What is expected »
Count how many lines contain the word "Combed". Please give only the number.

Data entries:
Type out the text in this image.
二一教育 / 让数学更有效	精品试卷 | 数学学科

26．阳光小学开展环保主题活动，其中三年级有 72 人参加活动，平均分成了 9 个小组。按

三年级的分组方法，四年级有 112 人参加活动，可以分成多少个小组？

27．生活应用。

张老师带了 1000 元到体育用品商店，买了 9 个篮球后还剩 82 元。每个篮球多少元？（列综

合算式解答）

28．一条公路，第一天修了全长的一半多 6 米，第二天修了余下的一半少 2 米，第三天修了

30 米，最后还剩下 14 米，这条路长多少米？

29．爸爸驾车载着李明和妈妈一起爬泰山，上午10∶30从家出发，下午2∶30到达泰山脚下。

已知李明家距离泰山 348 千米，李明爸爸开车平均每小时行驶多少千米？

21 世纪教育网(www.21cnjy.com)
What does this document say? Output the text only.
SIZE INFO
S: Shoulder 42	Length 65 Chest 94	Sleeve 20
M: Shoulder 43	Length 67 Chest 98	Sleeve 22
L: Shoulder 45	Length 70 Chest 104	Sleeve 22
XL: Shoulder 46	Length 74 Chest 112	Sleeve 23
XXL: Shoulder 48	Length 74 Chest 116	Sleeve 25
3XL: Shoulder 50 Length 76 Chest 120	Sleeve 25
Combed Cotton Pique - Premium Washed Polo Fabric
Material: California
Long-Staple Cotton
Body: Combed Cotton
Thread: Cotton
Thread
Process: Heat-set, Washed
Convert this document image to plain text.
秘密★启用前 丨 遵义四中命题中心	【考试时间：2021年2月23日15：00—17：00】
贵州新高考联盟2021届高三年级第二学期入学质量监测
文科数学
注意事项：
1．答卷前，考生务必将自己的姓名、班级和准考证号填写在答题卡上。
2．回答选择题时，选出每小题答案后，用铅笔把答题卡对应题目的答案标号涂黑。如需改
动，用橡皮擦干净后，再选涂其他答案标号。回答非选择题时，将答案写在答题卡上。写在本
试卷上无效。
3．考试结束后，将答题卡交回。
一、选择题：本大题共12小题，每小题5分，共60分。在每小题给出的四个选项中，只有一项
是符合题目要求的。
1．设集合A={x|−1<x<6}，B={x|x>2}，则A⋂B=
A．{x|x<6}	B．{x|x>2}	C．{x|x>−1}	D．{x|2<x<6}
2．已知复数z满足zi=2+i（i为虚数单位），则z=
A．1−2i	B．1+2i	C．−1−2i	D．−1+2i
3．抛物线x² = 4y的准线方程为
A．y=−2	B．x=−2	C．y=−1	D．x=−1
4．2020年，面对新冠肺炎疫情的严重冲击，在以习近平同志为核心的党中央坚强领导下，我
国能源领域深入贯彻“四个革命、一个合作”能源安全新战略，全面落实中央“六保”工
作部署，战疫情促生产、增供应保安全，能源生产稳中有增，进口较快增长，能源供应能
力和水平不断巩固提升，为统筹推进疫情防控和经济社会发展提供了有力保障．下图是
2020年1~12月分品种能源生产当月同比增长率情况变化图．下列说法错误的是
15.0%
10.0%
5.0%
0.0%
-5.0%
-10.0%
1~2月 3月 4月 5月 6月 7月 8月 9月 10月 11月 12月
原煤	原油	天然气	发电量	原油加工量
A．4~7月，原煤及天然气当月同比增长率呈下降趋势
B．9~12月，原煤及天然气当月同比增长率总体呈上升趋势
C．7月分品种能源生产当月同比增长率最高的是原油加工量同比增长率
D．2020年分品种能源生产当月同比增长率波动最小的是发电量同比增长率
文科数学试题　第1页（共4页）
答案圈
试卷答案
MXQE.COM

Reply »
2